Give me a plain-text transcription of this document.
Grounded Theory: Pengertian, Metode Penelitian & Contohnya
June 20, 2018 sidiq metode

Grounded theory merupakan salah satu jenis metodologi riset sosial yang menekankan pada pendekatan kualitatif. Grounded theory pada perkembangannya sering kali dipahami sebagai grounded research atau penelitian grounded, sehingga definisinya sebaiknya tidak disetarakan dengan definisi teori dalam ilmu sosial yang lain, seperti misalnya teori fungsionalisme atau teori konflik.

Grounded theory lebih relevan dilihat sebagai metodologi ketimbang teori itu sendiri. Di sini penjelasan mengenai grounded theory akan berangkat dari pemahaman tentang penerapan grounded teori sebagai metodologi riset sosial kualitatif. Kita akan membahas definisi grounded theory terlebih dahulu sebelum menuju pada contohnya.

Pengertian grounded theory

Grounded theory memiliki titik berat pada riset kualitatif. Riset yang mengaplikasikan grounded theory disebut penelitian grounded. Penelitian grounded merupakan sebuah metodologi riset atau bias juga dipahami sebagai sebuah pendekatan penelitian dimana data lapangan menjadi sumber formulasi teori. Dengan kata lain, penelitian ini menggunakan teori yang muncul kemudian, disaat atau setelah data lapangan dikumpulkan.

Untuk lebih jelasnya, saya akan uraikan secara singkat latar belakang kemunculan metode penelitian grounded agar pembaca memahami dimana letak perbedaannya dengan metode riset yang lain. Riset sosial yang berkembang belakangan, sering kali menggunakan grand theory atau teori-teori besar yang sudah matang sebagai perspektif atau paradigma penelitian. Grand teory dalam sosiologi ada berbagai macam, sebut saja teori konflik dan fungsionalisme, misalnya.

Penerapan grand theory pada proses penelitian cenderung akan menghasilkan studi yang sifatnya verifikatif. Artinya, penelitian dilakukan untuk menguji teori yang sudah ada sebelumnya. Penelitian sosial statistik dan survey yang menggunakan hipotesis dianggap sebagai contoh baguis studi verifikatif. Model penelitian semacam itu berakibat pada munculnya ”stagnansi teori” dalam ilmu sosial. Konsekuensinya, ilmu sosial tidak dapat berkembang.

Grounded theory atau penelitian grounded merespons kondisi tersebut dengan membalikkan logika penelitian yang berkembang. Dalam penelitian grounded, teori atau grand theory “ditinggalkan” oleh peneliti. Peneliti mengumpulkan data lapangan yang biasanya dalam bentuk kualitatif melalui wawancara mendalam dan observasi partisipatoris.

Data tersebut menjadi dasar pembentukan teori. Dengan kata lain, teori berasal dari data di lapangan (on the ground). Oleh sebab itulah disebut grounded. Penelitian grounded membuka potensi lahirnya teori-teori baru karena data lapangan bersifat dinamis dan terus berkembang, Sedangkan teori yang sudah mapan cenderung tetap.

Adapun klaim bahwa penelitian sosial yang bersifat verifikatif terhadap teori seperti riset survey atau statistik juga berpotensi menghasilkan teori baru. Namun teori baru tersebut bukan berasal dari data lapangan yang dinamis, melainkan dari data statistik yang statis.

**WHAT IS BEING ASKED:** Read through the entries and copy each line in which "pendekatan" appears.

**RESPONSE FOR THIS EXERCISE:**
Grounded theory merupakan salah satu jenis metodologi riset sosial yang menekankan pada pendekatan kualitatif. Grounded theory pada perkembangannya sering kali dipahami sebagai grounded research atau penelitian grounded, sehingga definisinya sebaiknya tidak disetarakan dengan definisi teori dalam ilmu sosial yang lain, seperti misalnya teori fungsionalisme atau teori konflik.
Grounded theory memiliki titik berat pada riset kualitatif. Riset yang mengaplikasikan grounded theory disebut penelitian grounded. Penelitian grounded merupakan sebuah metodologi riset atau bias juga dipahami sebagai sebuah pendekatan penelitian dimana data lapangan menjadi sumber formulasi teori. Dengan kata lain, penelitian ini menggunakan teori yang muncul kemudian, disaat atau setelah data lapangan dikumpulkan.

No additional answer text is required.